GIVEN REQUEST
Copy out all lines of the records in which the word "Услуга" appears.

--- BEGIN GIVEN RECORDS ---

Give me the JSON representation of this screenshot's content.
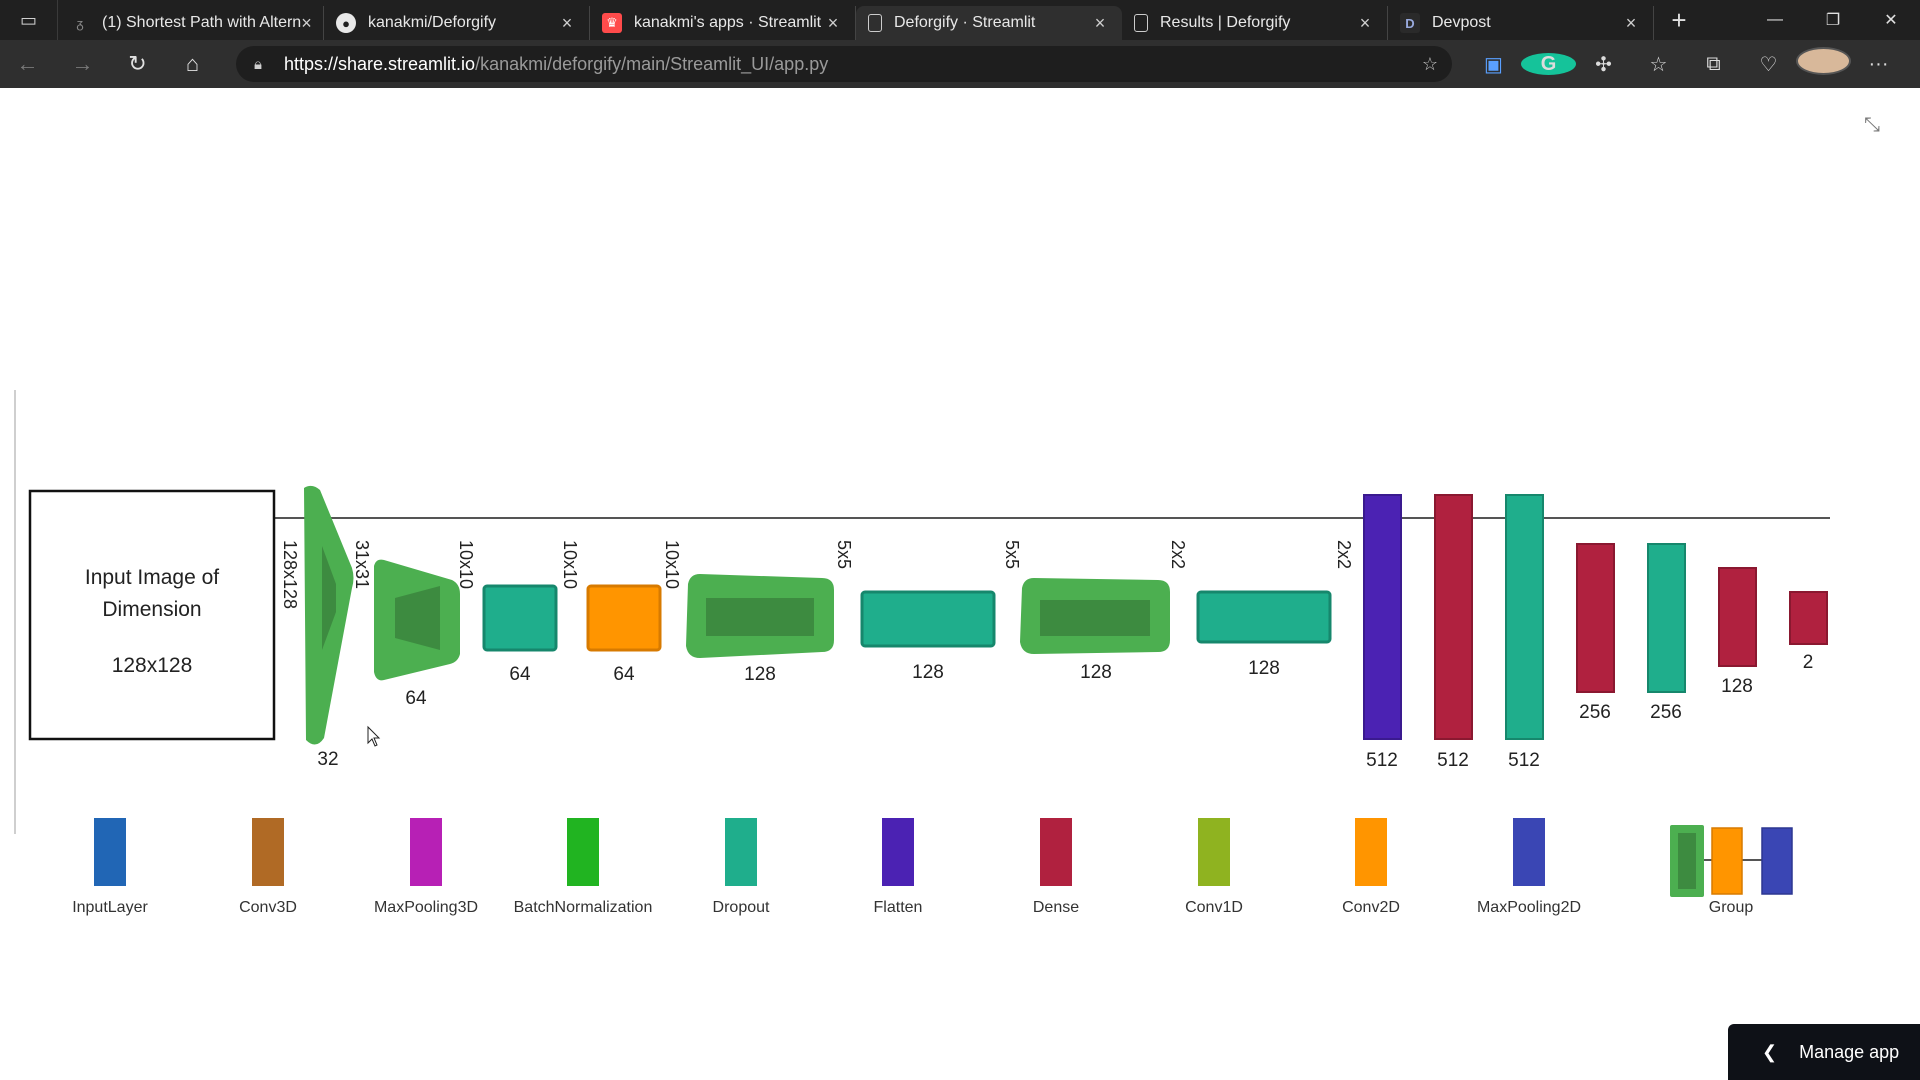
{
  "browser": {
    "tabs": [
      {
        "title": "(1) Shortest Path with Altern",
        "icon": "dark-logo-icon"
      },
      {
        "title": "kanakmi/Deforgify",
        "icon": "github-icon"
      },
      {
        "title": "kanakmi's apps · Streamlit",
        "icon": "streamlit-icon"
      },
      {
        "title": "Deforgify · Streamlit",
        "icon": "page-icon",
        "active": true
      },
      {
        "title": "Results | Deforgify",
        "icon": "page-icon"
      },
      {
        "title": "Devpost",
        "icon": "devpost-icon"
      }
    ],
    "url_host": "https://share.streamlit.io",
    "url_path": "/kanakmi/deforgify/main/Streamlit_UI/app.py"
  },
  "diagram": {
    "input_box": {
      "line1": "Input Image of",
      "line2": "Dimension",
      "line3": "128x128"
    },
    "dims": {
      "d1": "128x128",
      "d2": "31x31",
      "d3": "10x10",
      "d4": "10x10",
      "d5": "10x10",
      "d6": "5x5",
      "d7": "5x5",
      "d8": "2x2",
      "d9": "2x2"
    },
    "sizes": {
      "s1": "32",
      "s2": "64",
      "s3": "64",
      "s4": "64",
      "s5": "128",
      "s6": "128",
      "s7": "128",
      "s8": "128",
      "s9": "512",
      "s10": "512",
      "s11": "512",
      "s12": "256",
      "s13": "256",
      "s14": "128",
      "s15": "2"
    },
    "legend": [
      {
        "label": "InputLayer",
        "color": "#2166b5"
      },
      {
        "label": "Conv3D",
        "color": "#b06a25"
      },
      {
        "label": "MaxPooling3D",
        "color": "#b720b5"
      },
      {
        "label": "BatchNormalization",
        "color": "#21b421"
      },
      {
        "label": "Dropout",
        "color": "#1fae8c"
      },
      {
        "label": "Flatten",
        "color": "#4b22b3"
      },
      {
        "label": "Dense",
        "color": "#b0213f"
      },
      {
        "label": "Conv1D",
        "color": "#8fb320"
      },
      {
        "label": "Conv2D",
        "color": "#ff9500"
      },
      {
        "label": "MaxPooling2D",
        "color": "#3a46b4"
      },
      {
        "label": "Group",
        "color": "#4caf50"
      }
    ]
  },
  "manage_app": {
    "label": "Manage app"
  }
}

--- END GIVEN RECORDS ---
--- BEGIN GIVEN RECORDS ---

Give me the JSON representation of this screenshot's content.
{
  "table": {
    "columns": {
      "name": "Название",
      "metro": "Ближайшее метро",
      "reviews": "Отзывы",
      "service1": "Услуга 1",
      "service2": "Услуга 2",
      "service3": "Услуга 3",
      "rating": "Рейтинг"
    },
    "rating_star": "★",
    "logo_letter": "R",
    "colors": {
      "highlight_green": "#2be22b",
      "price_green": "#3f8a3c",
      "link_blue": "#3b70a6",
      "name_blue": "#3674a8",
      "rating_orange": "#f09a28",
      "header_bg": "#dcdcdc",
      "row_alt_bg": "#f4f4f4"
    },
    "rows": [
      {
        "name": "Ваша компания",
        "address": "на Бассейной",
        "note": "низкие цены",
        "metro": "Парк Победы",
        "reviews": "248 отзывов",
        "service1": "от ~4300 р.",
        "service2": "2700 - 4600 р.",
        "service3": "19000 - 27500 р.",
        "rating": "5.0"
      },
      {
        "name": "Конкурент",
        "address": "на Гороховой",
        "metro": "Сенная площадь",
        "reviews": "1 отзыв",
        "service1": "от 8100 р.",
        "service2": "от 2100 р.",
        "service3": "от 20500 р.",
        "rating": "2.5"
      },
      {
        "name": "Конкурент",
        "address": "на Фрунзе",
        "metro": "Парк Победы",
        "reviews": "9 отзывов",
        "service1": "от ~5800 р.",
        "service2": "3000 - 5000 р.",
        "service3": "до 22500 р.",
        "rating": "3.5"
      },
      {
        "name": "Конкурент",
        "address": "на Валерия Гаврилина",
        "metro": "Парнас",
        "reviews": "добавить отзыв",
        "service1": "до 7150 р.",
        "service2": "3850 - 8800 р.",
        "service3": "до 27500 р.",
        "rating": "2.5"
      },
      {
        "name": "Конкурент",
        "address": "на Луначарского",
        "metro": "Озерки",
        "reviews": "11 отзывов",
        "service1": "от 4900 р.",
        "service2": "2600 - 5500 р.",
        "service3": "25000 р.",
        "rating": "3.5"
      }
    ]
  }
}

--- END GIVEN RECORDS ---

REPLY TO THE TASK
      "service1": "Услуга 1",
      "service2": "Услуга 2",
      "service3": "Услуга 3",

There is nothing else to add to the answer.